Copy each line of the records that contains the word "Zenith".

[Entries from a dataset]
◇ ◇ ◇ ◇ ◇ ◇ ◇

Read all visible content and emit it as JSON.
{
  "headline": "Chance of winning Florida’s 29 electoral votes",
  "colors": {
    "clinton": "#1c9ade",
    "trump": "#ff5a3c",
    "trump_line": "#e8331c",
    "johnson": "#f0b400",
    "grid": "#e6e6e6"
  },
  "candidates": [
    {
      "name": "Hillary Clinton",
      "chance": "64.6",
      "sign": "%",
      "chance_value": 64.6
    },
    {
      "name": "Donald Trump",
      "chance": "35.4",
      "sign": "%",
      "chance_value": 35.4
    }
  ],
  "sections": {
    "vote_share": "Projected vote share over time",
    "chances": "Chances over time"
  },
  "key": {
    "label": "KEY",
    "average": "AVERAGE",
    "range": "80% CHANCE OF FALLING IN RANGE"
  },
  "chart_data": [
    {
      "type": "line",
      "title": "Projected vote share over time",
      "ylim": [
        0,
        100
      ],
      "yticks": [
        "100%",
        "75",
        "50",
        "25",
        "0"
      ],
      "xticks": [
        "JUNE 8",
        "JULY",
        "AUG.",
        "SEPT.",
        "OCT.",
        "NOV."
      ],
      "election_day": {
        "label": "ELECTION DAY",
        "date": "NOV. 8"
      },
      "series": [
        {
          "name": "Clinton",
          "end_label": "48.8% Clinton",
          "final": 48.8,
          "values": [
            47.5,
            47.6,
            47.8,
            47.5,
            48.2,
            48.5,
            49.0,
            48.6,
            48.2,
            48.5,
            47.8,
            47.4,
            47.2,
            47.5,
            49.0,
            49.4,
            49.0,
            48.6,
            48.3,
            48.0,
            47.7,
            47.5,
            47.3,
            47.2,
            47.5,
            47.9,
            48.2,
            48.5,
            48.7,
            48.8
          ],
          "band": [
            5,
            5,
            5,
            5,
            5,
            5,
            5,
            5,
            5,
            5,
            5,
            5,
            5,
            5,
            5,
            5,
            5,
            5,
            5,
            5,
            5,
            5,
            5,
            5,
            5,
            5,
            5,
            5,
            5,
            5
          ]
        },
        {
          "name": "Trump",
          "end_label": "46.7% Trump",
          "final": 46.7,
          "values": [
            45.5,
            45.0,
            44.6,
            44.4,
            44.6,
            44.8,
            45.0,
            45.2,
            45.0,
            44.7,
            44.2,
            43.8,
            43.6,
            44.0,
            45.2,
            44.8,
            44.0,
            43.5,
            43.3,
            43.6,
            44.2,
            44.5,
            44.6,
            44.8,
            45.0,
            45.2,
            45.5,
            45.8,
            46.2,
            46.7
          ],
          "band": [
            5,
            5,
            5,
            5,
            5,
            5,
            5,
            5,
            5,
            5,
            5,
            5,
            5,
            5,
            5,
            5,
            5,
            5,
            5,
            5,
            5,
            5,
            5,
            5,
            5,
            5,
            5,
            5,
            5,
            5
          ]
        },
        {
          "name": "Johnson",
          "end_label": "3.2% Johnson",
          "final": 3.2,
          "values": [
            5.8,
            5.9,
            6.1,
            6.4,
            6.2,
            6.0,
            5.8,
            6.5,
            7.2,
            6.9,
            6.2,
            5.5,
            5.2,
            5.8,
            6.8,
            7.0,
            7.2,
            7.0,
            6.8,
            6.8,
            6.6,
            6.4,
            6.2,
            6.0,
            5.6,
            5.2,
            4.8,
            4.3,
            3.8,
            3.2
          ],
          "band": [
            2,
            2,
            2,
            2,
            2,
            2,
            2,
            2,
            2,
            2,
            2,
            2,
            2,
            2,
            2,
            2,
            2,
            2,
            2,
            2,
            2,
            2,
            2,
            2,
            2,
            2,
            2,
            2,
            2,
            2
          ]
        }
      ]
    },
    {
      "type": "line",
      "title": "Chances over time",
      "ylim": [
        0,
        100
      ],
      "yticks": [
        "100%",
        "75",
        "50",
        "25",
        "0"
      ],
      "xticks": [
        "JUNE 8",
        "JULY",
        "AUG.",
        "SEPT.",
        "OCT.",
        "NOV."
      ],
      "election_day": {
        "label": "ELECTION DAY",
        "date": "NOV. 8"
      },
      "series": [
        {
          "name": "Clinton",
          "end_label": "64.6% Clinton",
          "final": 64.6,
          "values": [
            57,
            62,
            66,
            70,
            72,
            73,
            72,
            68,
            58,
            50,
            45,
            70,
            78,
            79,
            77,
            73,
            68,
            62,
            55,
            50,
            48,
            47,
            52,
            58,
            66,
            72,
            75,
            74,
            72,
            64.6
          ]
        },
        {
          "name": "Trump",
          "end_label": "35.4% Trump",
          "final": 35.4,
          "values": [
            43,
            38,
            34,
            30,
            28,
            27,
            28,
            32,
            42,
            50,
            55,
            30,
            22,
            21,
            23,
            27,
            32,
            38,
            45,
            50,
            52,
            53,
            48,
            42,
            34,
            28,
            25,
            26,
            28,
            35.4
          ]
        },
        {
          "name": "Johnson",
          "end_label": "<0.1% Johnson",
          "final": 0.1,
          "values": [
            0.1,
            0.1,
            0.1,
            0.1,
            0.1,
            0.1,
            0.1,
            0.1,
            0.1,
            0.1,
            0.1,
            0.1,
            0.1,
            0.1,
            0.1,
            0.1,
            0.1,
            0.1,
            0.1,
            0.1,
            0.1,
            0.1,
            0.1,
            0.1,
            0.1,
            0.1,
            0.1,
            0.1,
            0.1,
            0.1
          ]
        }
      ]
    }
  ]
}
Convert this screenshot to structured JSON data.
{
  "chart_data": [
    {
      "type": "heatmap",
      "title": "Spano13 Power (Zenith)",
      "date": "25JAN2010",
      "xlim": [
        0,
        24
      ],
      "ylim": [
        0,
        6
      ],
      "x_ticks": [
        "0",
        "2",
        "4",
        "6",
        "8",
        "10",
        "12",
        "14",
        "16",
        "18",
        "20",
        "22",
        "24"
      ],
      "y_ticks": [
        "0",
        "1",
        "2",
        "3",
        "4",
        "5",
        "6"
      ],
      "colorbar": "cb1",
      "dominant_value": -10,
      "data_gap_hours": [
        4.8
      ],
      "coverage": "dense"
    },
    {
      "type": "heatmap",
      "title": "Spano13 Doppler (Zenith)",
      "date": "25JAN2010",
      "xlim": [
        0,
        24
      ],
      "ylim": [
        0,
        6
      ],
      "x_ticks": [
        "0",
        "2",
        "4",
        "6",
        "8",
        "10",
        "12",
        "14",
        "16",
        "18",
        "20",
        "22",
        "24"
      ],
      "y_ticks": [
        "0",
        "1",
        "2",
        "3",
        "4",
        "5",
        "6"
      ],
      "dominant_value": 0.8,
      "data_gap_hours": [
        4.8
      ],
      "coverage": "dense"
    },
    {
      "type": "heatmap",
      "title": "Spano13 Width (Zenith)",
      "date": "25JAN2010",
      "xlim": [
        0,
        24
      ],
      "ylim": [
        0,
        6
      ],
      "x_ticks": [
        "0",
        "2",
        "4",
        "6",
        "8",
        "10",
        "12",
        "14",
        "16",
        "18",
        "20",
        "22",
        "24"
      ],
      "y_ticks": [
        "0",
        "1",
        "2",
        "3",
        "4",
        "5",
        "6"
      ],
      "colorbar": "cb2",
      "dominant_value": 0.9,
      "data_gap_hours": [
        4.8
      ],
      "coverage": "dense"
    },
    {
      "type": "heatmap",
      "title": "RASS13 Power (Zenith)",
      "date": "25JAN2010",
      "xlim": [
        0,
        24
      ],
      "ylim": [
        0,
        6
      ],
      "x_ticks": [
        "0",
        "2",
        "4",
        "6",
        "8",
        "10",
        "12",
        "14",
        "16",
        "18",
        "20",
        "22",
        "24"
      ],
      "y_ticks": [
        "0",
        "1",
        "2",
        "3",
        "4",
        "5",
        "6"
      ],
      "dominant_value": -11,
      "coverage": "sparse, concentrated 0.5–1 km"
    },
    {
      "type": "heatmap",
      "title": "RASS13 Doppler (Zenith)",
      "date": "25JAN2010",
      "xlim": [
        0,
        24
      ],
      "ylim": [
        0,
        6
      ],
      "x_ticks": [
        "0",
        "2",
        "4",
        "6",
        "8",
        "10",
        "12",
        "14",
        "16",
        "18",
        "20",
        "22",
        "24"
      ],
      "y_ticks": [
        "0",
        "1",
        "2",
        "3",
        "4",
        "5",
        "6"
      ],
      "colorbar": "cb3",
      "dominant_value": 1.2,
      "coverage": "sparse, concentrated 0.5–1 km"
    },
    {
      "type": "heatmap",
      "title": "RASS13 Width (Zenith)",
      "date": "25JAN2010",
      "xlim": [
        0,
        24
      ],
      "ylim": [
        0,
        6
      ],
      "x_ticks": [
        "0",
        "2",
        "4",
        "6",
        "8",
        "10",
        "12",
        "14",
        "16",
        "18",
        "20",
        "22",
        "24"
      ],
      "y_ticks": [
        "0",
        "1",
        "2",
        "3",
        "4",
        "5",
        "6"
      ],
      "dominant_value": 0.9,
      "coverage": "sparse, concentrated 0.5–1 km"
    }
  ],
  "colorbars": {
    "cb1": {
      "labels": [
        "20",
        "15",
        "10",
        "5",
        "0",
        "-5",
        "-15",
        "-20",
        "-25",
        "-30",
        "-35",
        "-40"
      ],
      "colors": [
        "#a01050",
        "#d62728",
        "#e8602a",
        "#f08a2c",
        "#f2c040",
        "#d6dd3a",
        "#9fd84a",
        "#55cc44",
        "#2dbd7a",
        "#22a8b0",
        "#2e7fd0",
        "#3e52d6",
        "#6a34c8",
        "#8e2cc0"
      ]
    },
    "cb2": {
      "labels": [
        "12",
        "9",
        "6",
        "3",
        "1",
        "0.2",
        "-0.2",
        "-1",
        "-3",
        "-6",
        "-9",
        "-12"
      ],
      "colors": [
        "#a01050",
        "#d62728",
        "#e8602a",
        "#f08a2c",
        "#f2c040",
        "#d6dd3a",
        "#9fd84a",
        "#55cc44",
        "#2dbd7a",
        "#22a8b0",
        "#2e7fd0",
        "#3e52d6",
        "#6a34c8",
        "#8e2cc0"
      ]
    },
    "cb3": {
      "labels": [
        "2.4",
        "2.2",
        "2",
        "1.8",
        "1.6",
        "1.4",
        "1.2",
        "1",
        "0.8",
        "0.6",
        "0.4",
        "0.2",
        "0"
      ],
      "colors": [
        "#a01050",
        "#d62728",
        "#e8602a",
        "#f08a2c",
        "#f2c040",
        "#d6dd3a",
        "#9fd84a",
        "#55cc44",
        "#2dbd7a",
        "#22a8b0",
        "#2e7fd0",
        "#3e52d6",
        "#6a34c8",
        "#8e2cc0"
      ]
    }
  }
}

◇ ◇ ◇ ◇ ◇ ◇ ◇

§ Solved exercise
      "title": "Spano13 Power (Zenith)",
      "title": "Spano13 Doppler (Zenith)",
      "title": "Spano13 Width (Zenith)",
      "title": "RASS13 Power (Zenith)",
      "title": "RASS13 Doppler (Zenith)",
      "title": "RASS13 Width (Zenith)",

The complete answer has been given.